What this task involves
Write out each line word for word. Drop pictures.

Exercise inputs
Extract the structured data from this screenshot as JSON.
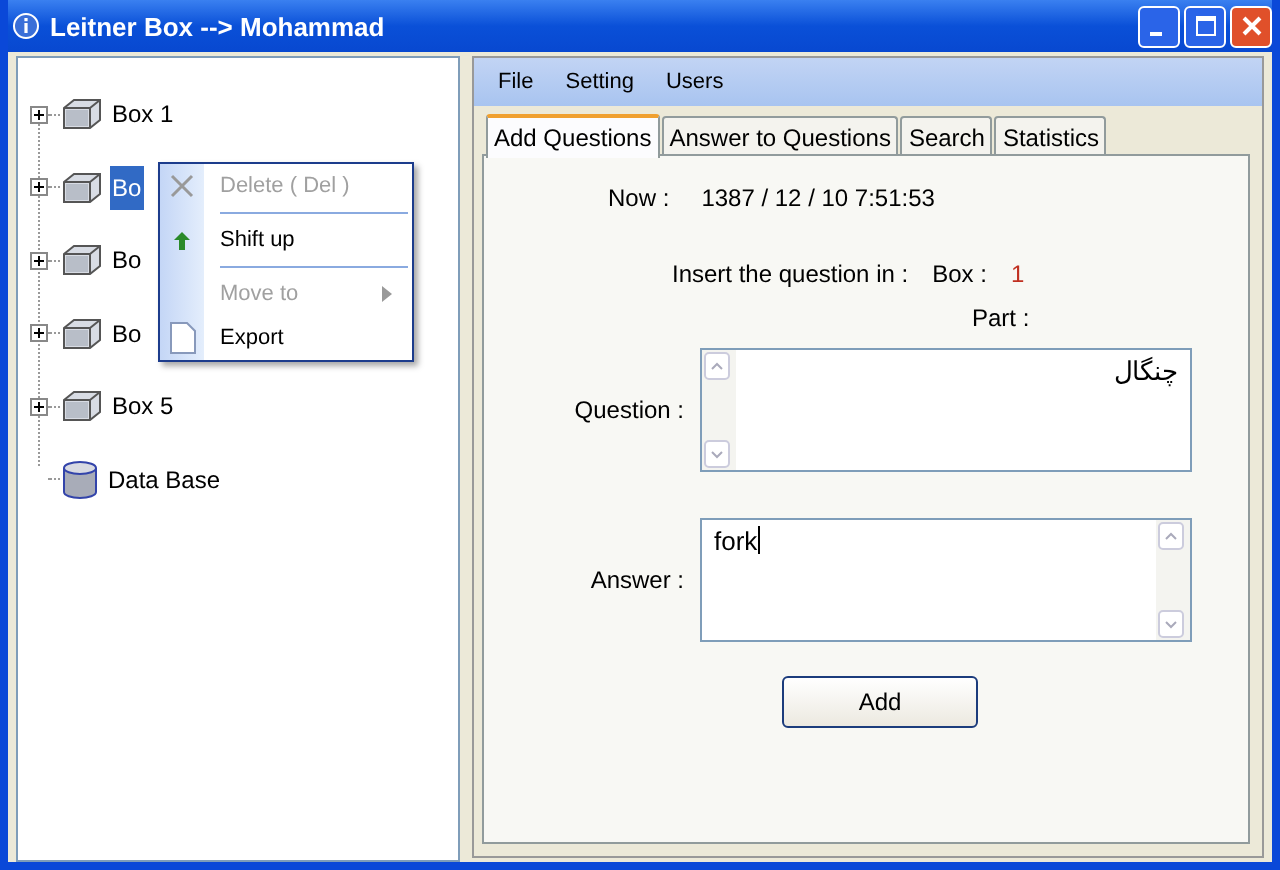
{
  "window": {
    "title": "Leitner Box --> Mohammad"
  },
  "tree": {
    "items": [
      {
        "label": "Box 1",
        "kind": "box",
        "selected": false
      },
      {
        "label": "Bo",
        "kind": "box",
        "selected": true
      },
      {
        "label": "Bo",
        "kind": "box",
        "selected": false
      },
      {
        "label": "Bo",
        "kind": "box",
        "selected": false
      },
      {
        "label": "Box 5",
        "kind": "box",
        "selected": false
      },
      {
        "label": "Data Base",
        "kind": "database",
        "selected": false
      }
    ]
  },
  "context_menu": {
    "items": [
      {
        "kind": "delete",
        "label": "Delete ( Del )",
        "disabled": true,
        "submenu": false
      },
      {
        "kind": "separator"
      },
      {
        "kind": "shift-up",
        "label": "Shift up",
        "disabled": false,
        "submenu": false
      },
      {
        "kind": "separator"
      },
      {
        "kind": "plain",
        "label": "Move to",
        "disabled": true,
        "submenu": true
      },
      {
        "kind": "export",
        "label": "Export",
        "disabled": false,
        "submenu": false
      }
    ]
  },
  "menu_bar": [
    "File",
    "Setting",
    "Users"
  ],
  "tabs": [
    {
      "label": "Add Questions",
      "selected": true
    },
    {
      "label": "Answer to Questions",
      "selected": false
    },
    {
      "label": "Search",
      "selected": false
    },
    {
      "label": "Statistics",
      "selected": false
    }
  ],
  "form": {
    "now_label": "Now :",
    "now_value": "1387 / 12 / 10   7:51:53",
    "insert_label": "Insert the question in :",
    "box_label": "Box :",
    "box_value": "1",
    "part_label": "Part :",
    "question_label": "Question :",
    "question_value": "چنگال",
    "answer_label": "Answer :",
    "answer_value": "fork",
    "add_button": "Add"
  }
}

Response to the exercise
Extract the structured data from this screenshot as JSON.
{
  "window": {
    "title": "Leitner Box --> Mohammad"
  },
  "tree": {
    "items": [
      {
        "label": "Box 1",
        "kind": "box",
        "selected": false
      },
      {
        "label": "Bo",
        "kind": "box",
        "selected": true
      },
      {
        "label": "Bo",
        "kind": "box",
        "selected": false
      },
      {
        "label": "Bo",
        "kind": "box",
        "selected": false
      },
      {
        "label": "Box 5",
        "kind": "box",
        "selected": false
      },
      {
        "label": "Data Base",
        "kind": "database",
        "selected": false
      }
    ]
  },
  "context_menu": {
    "items": [
      {
        "kind": "delete",
        "label": "Delete ( Del )",
        "disabled": true,
        "submenu": false
      },
      {
        "kind": "separator"
      },
      {
        "kind": "shift-up",
        "label": "Shift up",
        "disabled": false,
        "submenu": false
      },
      {
        "kind": "separator"
      },
      {
        "kind": "plain",
        "label": "Move to",
        "disabled": true,
        "submenu": true
      },
      {
        "kind": "export",
        "label": "Export",
        "disabled": false,
        "submenu": false
      }
    ]
  },
  "menu_bar": [
    "File",
    "Setting",
    "Users"
  ],
  "tabs": [
    {
      "label": "Add Questions",
      "selected": true
    },
    {
      "label": "Answer to Questions",
      "selected": false
    },
    {
      "label": "Search",
      "selected": false
    },
    {
      "label": "Statistics",
      "selected": false
    }
  ],
  "form": {
    "now_label": "Now :",
    "now_value": "1387 / 12 / 10   7:51:53",
    "insert_label": "Insert the question in :",
    "box_label": "Box :",
    "box_value": "1",
    "part_label": "Part :",
    "question_label": "Question :",
    "question_value": "چنگال",
    "answer_label": "Answer :",
    "answer_value": "fork",
    "add_button": "Add"
  }
}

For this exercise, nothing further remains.